• _EXERCISE DETAILS_
Can you output the records below exactly as they are written?

• _DATASET EXCERPTS_
====================

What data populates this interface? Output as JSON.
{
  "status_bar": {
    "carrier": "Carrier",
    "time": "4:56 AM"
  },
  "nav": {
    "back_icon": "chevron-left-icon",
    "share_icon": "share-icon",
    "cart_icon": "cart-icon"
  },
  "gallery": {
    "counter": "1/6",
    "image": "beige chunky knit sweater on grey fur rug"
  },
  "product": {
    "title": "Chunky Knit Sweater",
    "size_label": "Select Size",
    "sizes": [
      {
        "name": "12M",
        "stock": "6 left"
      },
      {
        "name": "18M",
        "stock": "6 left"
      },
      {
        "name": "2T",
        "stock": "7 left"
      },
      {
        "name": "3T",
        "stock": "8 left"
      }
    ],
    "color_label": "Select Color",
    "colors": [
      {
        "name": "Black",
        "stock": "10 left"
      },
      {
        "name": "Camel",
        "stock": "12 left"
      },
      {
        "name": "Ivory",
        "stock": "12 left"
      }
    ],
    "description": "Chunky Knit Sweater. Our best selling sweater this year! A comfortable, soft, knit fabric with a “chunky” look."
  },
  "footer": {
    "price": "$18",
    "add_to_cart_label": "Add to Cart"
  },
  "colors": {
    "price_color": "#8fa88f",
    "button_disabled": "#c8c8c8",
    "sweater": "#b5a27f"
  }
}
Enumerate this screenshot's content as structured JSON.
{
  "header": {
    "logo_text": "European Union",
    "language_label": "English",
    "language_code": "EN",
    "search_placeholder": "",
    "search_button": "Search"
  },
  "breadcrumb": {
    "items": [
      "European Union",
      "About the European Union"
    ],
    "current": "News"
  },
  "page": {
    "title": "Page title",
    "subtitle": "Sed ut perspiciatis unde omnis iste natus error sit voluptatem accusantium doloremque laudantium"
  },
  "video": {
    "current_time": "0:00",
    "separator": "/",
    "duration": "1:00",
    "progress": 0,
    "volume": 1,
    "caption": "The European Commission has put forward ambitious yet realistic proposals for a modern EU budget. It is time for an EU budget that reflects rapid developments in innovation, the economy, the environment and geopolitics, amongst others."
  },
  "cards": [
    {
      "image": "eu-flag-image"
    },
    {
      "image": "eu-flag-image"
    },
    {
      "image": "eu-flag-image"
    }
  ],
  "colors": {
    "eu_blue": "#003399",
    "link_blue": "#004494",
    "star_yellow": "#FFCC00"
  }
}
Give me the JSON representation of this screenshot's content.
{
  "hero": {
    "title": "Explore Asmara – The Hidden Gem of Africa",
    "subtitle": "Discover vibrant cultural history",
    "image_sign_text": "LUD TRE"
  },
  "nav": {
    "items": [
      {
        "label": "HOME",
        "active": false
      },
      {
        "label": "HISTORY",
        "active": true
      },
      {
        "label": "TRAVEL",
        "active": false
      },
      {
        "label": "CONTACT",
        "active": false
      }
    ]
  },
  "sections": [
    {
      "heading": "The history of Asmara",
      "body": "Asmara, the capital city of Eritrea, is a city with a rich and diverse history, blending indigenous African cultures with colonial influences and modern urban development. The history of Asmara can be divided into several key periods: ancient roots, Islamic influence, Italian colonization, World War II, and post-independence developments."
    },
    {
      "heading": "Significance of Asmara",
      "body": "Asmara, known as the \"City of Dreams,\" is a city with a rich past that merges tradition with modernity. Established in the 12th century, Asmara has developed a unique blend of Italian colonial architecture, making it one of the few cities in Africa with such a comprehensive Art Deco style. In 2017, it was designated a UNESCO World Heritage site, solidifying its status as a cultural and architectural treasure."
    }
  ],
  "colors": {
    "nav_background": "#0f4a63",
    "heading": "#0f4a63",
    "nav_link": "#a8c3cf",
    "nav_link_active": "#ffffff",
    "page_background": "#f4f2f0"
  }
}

====================

• _COMPLETE ANSWER_
What data populates this interface? Output as JSON.
{
  "status_bar": {
    "carrier": "Carrier",
    "time": "4:56 AM"
  },
  "nav": {
    "back_icon": "chevron-left-icon",
    "share_icon": "share-icon",
    "cart_icon": "cart-icon"
  },
  "gallery": {
    "counter": "1/6",
    "image": "beige chunky knit sweater on grey fur rug"
  },
  "product": {
    "title": "Chunky Knit Sweater",
    "size_label": "Select Size",
    "sizes": [
      {
        "name": "12M",
        "stock": "6 left"
      },
      {
        "name": "18M",
        "stock": "6 left"
      },
      {
        "name": "2T",
        "stock": "7 left"
      },
      {
        "name": "3T",
        "stock": "8 left"
      }
    ],
    "color_label": "Select Color",
    "colors": [
      {
        "name": "Black",
        "stock": "10 left"
      },
      {
        "name": "Camel",
        "stock": "12 left"
      },
      {
        "name": "Ivory",
        "stock": "12 left"
      }
    ],
    "description": "Chunky Knit Sweater. Our best selling sweater this year! A comfortable, soft, knit fabric with a “chunky” look."
  },
  "footer": {
    "price": "$18",
    "add_to_cart_label": "Add to Cart"
  },
  "colors": {
    "price_color": "#8fa88f",
    "button_disabled": "#c8c8c8",
    "sweater": "#b5a27f"
  }
}
Enumerate this screenshot's content as structured JSON.
{
  "header": {
    "logo_text": "European Union",
    "language_label": "English",
    "language_code": "EN",
    "search_placeholder": "",
    "search_button": "Search"
  },
  "breadcrumb": {
    "items": [
      "European Union",
      "About the European Union"
    ],
    "current": "News"
  },
  "page": {
    "title": "Page title",
    "subtitle": "Sed ut perspiciatis unde omnis iste natus error sit voluptatem accusantium doloremque laudantium"
  },
  "video": {
    "current_time": "0:00",
    "separator": "/",
    "duration": "1:00",
    "progress": 0,
    "volume": 1,
    "caption": "The European Commission has put forward ambitious yet realistic proposals for a modern EU budget. It is time for an EU budget that reflects rapid developments in innovation, the economy, the environment and geopolitics, amongst others."
  },
  "cards": [
    {
      "image": "eu-flag-image"
    },
    {
      "image": "eu-flag-image"
    },
    {
      "image": "eu-flag-image"
    }
  ],
  "colors": {
    "eu_blue": "#003399",
    "link_blue": "#004494",
    "star_yellow": "#FFCC00"
  }
}
Give me the JSON representation of this screenshot's content.
{
  "hero": {
    "title": "Explore Asmara – The Hidden Gem of Africa",
    "subtitle": "Discover vibrant cultural history",
    "image_sign_text": "LUD TRE"
  },
  "nav": {
    "items": [
      {
        "label": "HOME",
        "active": false
      },
      {
        "label": "HISTORY",
        "active": true
      },
      {
        "label": "TRAVEL",
        "active": false
      },
      {
        "label": "CONTACT",
        "active": false
      }
    ]
  },
  "sections": [
    {
      "heading": "The history of Asmara",
      "body": "Asmara, the capital city of Eritrea, is a city with a rich and diverse history, blending indigenous African cultures with colonial influences and modern urban development. The history of Asmara can be divided into several key periods: ancient roots, Islamic influence, Italian colonization, World War II, and post-independence developments."
    },
    {
      "heading": "Significance of Asmara",
      "body": "Asmara, known as the \"City of Dreams,\" is a city with a rich past that merges tradition with modernity. Established in the 12th century, Asmara has developed a unique blend of Italian colonial architecture, making it one of the few cities in Africa with such a comprehensive Art Deco style. In 2017, it was designated a UNESCO World Heritage site, solidifying its status as a cultural and architectural treasure."
    }
  ],
  "colors": {
    "nav_background": "#0f4a63",
    "heading": "#0f4a63",
    "nav_link": "#a8c3cf",
    "nav_link_active": "#ffffff",
    "page_background": "#f4f2f0"
  }
}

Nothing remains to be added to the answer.